Exercise task. Give back every line exactly as it appears, pictures excluded.

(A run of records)
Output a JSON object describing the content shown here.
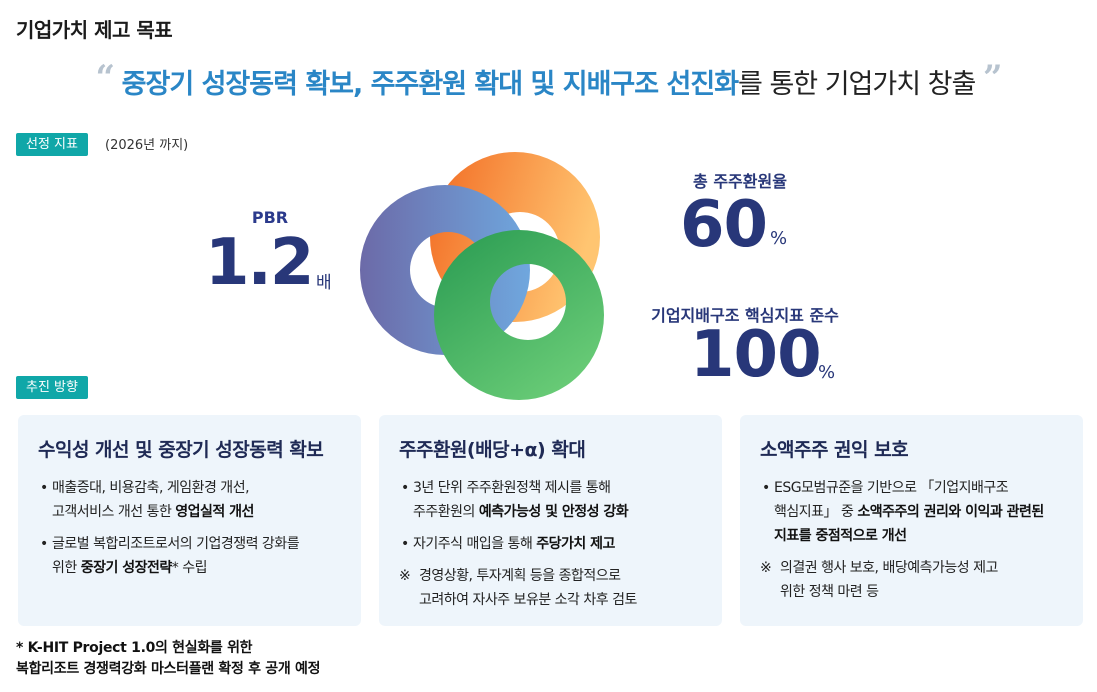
{
  "page_title": "기업가치 제고 목표",
  "headline": {
    "open_quote": "“",
    "highlight": "중장기 성장동력 확보, 주주환원 확대 및 지배구조 선진화",
    "rest": "를 통한 기업가치 창출",
    "close_quote": "”"
  },
  "section1": {
    "tag": "선정 지표",
    "note": "(2026년 까지)"
  },
  "pbr": {
    "label": "PBR",
    "value": "1.2",
    "unit": "배"
  },
  "shareholder_return": {
    "label": "총 주주환원율",
    "value": "60",
    "unit": "%"
  },
  "governance": {
    "label": "기업지배구조 핵심지표 준수",
    "value": "100",
    "unit": "%"
  },
  "section2": {
    "tag": "추진 방향"
  },
  "cards": [
    {
      "title": "수익성 개선 및 중장기 성장동력 확보",
      "items": [
        {
          "pre": "매출증대, 비용감축, 게임환경 개선,\n고객서비스 개선 통한 ",
          "bold": "영업실적 개선",
          "post": ""
        },
        {
          "pre": "글로벌 복합리조트로서의 기업경쟁력 강화를\n위한 ",
          "bold": "중장기 성장전략",
          "post": "* 수립"
        }
      ]
    },
    {
      "title": "주주환원(배당+α) 확대",
      "items": [
        {
          "pre": "3년 단위 주주환원정책 제시를 통해\n주주환원의 ",
          "bold": "예측가능성 및 안정성 강화",
          "post": ""
        },
        {
          "pre": "자기주식 매입을 통해 ",
          "bold": "주당가치 제고",
          "post": ""
        }
      ],
      "note": "경영상황, 투자계획 등을 종합적으로\n고려하여 자사주 보유분 소각 차후 검토"
    },
    {
      "title": "소액주주 권익 보호",
      "items": [
        {
          "pre": "ESG모범규준을 기반으로 「기업지배구조\n핵심지표」 중 ",
          "bold": "소액주주의 권리와 이익과 관련된\n지표를 중점적으로 개선",
          "post": ""
        }
      ],
      "note": "의결권 행사 보호, 배당예측가능성 제고\n위한 정책 마련 등"
    }
  ],
  "footnote": "* K-HIT Project 1.0의 현실화를 위한\n  복합리조트 경쟁력강화 마스터플랜 확정 후 공개 예정",
  "colors": {
    "accent_blue": "#2a86c6",
    "navy": "#283779",
    "tag_teal": "#10a7a8",
    "card_bg": "#eef5fb",
    "ring_orange": "#f7893a",
    "ring_blue": "#6d7fbf",
    "ring_green": "#3fb868"
  }
}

Solution to this task.
Output a JSON object describing the content shown here.
{
  "page_title": "기업가치 제고 목표",
  "headline": {
    "open_quote": "“",
    "highlight": "중장기 성장동력 확보, 주주환원 확대 및 지배구조 선진화",
    "rest": "를 통한 기업가치 창출",
    "close_quote": "”"
  },
  "section1": {
    "tag": "선정 지표",
    "note": "(2026년 까지)"
  },
  "pbr": {
    "label": "PBR",
    "value": "1.2",
    "unit": "배"
  },
  "shareholder_return": {
    "label": "총 주주환원율",
    "value": "60",
    "unit": "%"
  },
  "governance": {
    "label": "기업지배구조 핵심지표 준수",
    "value": "100",
    "unit": "%"
  },
  "section2": {
    "tag": "추진 방향"
  },
  "cards": [
    {
      "title": "수익성 개선 및 중장기 성장동력 확보",
      "items": [
        {
          "pre": "매출증대, 비용감축, 게임환경 개선,\n고객서비스 개선 통한 ",
          "bold": "영업실적 개선",
          "post": ""
        },
        {
          "pre": "글로벌 복합리조트로서의 기업경쟁력 강화를\n위한 ",
          "bold": "중장기 성장전략",
          "post": "* 수립"
        }
      ]
    },
    {
      "title": "주주환원(배당+α) 확대",
      "items": [
        {
          "pre": "3년 단위 주주환원정책 제시를 통해\n주주환원의 ",
          "bold": "예측가능성 및 안정성 강화",
          "post": ""
        },
        {
          "pre": "자기주식 매입을 통해 ",
          "bold": "주당가치 제고",
          "post": ""
        }
      ],
      "note": "경영상황, 투자계획 등을 종합적으로\n고려하여 자사주 보유분 소각 차후 검토"
    },
    {
      "title": "소액주주 권익 보호",
      "items": [
        {
          "pre": "ESG모범규준을 기반으로 「기업지배구조\n핵심지표」 중 ",
          "bold": "소액주주의 권리와 이익과 관련된\n지표를 중점적으로 개선",
          "post": ""
        }
      ],
      "note": "의결권 행사 보호, 배당예측가능성 제고\n위한 정책 마련 등"
    }
  ],
  "footnote": "* K-HIT Project 1.0의 현실화를 위한\n  복합리조트 경쟁력강화 마스터플랜 확정 후 공개 예정",
  "colors": {
    "accent_blue": "#2a86c6",
    "navy": "#283779",
    "tag_teal": "#10a7a8",
    "card_bg": "#eef5fb",
    "ring_orange": "#f7893a",
    "ring_blue": "#6d7fbf",
    "ring_green": "#3fb868"
  }
}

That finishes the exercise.